Short problem:
Quote all entries in full, exactly.
● ● ● ● ● ● ●
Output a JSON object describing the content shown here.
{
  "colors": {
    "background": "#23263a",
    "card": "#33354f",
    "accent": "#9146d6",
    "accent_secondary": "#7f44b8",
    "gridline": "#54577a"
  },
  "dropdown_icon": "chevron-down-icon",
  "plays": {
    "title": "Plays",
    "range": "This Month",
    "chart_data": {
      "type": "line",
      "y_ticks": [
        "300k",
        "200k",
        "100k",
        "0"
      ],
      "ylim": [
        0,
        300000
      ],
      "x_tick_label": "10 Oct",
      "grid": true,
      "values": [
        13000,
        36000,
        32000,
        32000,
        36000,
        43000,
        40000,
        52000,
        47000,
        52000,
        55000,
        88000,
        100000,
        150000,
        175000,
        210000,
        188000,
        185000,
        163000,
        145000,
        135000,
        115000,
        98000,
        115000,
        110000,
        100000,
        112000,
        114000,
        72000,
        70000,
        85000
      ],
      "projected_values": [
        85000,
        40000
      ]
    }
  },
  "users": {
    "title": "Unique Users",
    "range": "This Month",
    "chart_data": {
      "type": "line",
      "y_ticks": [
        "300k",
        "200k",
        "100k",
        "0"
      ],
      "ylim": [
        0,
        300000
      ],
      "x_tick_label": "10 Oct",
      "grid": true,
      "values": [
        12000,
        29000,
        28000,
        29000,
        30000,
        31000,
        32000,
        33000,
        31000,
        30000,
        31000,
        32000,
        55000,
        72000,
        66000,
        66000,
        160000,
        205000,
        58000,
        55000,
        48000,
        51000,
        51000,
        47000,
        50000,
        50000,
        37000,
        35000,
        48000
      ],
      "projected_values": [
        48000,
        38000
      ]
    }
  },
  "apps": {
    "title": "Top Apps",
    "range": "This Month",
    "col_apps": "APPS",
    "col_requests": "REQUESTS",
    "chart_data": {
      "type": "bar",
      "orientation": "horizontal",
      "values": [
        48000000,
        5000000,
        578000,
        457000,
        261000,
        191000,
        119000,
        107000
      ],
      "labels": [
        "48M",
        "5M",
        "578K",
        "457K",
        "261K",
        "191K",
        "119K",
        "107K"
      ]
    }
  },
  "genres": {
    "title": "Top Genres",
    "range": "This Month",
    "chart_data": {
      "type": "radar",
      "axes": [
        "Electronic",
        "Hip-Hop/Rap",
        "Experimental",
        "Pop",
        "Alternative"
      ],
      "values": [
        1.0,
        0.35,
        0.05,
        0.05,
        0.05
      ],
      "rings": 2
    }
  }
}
● ● ● ● ● ● ●
Answer to this task:
Output a JSON object describing the content shown here.
{
  "colors": {
    "background": "#23263a",
    "card": "#33354f",
    "accent": "#9146d6",
    "accent_secondary": "#7f44b8",
    "gridline": "#54577a"
  },
  "dropdown_icon": "chevron-down-icon",
  "plays": {
    "title": "Plays",
    "range": "This Month",
    "chart_data": {
      "type": "line",
      "y_ticks": [
        "300k",
        "200k",
        "100k",
        "0"
      ],
      "ylim": [
        0,
        300000
      ],
      "x_tick_label": "10 Oct",
      "grid": true,
      "values": [
        13000,
        36000,
        32000,
        32000,
        36000,
        43000,
        40000,
        52000,
        47000,
        52000,
        55000,
        88000,
        100000,
        150000,
        175000,
        210000,
        188000,
        185000,
        163000,
        145000,
        135000,
        115000,
        98000,
        115000,
        110000,
        100000,
        112000,
        114000,
        72000,
        70000,
        85000
      ],
      "projected_values": [
        85000,
        40000
      ]
    }
  },
  "users": {
    "title": "Unique Users",
    "range": "This Month",
    "chart_data": {
      "type": "line",
      "y_ticks": [
        "300k",
        "200k",
        "100k",
        "0"
      ],
      "ylim": [
        0,
        300000
      ],
      "x_tick_label": "10 Oct",
      "grid": true,
      "values": [
        12000,
        29000,
        28000,
        29000,
        30000,
        31000,
        32000,
        33000,
        31000,
        30000,
        31000,
        32000,
        55000,
        72000,
        66000,
        66000,
        160000,
        205000,
        58000,
        55000,
        48000,
        51000,
        51000,
        47000,
        50000,
        50000,
        37000,
        35000,
        48000
      ],
      "projected_values": [
        48000,
        38000
      ]
    }
  },
  "apps": {
    "title": "Top Apps",
    "range": "This Month",
    "col_apps": "APPS",
    "col_requests": "REQUESTS",
    "chart_data": {
      "type": "bar",
      "orientation": "horizontal",
      "values": [
        48000000,
        5000000,
        578000,
        457000,
        261000,
        191000,
        119000,
        107000
      ],
      "labels": [
        "48M",
        "5M",
        "578K",
        "457K",
        "261K",
        "191K",
        "119K",
        "107K"
      ]
    }
  },
  "genres": {
    "title": "Top Genres",
    "range": "This Month",
    "chart_data": {
      "type": "radar",
      "axes": [
        "Electronic",
        "Hip-Hop/Rap",
        "Experimental",
        "Pop",
        "Alternative"
      ],
      "values": [
        1.0,
        0.35,
        0.05,
        0.05,
        0.05
      ],
      "rings": 2
    }
  }
}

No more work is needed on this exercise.